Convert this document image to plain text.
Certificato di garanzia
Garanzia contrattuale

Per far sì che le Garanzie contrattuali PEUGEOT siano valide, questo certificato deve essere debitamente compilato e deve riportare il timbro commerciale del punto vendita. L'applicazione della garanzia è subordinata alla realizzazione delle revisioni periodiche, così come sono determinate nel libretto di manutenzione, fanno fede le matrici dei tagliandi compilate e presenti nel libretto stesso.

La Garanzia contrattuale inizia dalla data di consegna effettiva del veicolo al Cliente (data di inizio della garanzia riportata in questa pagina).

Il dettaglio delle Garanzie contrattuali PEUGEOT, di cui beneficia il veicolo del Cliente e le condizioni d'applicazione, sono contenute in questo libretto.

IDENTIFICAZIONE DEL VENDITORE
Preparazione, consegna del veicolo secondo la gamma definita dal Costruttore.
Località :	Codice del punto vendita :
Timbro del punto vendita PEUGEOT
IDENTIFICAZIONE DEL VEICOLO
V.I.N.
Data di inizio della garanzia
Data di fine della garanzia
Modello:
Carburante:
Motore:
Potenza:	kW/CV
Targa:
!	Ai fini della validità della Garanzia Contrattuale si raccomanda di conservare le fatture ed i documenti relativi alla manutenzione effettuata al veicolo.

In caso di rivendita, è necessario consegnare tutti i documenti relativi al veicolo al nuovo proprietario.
* * *
Task instructions: Each entry must be reproduced verbatim.

In response:
Convert this document image to plain text.
Certificato di garanzia
Garanzia contrattuale

Per far sì che le Garanzie contrattuali PEUGEOT siano valide, questo certificato deve essere debitamente compilato e deve riportare il timbro commerciale del punto vendita. L'applicazione della garanzia è subordinata alla realizzazione delle revisioni periodiche, così come sono determinate nel libretto di manutenzione, fanno fede le matrici dei tagliandi compilate e presenti nel libretto stesso.

La Garanzia contrattuale inizia dalla data di consegna effettiva del veicolo al Cliente (data di inizio della garanzia riportata in questa pagina).

Il dettaglio delle Garanzie contrattuali PEUGEOT, di cui beneficia il veicolo del Cliente e le condizioni d'applicazione, sono contenute in questo libretto.

IDENTIFICAZIONE DEL VENDITORE
Preparazione, consegna del veicolo secondo la gamma definita dal Costruttore.
Località :	Codice del punto vendita :
Timbro del punto vendita PEUGEOT
IDENTIFICAZIONE DEL VEICOLO
V.I.N.
Data di inizio della garanzia
Data di fine della garanzia
Modello:
Carburante:
Motore:
Potenza:	kW/CV
Targa:
!	Ai fini della validità della Garanzia Contrattuale si raccomanda di conservare le fatture ed i documenti relativi alla manutenzione effettuata al veicolo.

In caso di rivendita, è necessario consegnare tutti i documenti relativi al veicolo al nuovo proprietario.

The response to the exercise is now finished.